Request = Give the data below again, word for word.

Supplied entries =

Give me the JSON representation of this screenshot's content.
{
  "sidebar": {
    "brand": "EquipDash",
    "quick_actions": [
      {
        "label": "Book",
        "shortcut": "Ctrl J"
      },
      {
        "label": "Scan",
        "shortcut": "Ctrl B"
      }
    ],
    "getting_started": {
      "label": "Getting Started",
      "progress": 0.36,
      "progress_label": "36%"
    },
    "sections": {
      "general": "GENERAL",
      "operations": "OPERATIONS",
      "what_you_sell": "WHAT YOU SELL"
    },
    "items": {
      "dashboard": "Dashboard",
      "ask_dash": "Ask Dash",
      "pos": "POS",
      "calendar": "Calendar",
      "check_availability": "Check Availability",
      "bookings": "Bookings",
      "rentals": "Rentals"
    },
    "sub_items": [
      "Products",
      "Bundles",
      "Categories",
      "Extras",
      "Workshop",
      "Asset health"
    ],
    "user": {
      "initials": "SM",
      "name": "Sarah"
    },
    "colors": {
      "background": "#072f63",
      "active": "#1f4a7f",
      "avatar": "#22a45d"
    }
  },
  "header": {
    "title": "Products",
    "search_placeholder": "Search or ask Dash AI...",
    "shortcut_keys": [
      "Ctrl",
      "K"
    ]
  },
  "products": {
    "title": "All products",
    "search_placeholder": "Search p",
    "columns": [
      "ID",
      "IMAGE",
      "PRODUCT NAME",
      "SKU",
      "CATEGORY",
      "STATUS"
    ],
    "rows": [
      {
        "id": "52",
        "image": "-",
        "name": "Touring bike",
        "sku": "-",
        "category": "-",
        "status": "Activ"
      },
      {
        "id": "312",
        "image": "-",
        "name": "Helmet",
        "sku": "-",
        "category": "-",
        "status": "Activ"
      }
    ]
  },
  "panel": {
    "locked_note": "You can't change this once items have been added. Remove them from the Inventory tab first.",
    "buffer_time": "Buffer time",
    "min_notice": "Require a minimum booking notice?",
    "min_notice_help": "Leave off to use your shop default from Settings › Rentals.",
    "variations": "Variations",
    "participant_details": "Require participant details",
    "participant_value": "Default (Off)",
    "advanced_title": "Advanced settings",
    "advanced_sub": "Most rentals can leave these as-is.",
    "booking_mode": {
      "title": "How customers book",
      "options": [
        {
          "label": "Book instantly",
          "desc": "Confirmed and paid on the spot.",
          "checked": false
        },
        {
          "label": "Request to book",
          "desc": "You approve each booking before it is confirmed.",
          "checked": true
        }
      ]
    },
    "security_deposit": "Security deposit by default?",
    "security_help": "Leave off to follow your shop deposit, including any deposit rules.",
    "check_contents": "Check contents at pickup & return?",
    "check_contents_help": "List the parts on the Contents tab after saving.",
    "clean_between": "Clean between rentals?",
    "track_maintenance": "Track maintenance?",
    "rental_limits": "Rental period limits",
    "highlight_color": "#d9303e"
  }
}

Finished answer =
Give me the JSON representation of this screenshot's content.
{
  "sidebar": {
    "brand": "EquipDash",
    "quick_actions": [
      {
        "label": "Book",
        "shortcut": "Ctrl J"
      },
      {
        "label": "Scan",
        "shortcut": "Ctrl B"
      }
    ],
    "getting_started": {
      "label": "Getting Started",
      "progress": 0.36,
      "progress_label": "36%"
    },
    "sections": {
      "general": "GENERAL",
      "operations": "OPERATIONS",
      "what_you_sell": "WHAT YOU SELL"
    },
    "items": {
      "dashboard": "Dashboard",
      "ask_dash": "Ask Dash",
      "pos": "POS",
      "calendar": "Calendar",
      "check_availability": "Check Availability",
      "bookings": "Bookings",
      "rentals": "Rentals"
    },
    "sub_items": [
      "Products",
      "Bundles",
      "Categories",
      "Extras",
      "Workshop",
      "Asset health"
    ],
    "user": {
      "initials": "SM",
      "name": "Sarah"
    },
    "colors": {
      "background": "#072f63",
      "active": "#1f4a7f",
      "avatar": "#22a45d"
    }
  },
  "header": {
    "title": "Products",
    "search_placeholder": "Search or ask Dash AI...",
    "shortcut_keys": [
      "Ctrl",
      "K"
    ]
  },
  "products": {
    "title": "All products",
    "search_placeholder": "Search p",
    "columns": [
      "ID",
      "IMAGE",
      "PRODUCT NAME",
      "SKU",
      "CATEGORY",
      "STATUS"
    ],
    "rows": [
      {
        "id": "52",
        "image": "-",
        "name": "Touring bike",
        "sku": "-",
        "category": "-",
        "status": "Activ"
      },
      {
        "id": "312",
        "image": "-",
        "name": "Helmet",
        "sku": "-",
        "category": "-",
        "status": "Activ"
      }
    ]
  },
  "panel": {
    "locked_note": "You can't change this once items have been added. Remove them from the Inventory tab first.",
    "buffer_time": "Buffer time",
    "min_notice": "Require a minimum booking notice?",
    "min_notice_help": "Leave off to use your shop default from Settings › Rentals.",
    "variations": "Variations",
    "participant_details": "Require participant details",
    "participant_value": "Default (Off)",
    "advanced_title": "Advanced settings",
    "advanced_sub": "Most rentals can leave these as-is.",
    "booking_mode": {
      "title": "How customers book",
      "options": [
        {
          "label": "Book instantly",
          "desc": "Confirmed and paid on the spot.",
          "checked": false
        },
        {
          "label": "Request to book",
          "desc": "You approve each booking before it is confirmed.",
          "checked": true
        }
      ]
    },
    "security_deposit": "Security deposit by default?",
    "security_help": "Leave off to follow your shop deposit, including any deposit rules.",
    "check_contents": "Check contents at pickup & return?",
    "check_contents_help": "List the parts on the Contents tab after saving.",
    "clean_between": "Clean between rentals?",
    "track_maintenance": "Track maintenance?",
    "rental_limits": "Rental period limits",
    "highlight_color": "#d9303e"
  }
}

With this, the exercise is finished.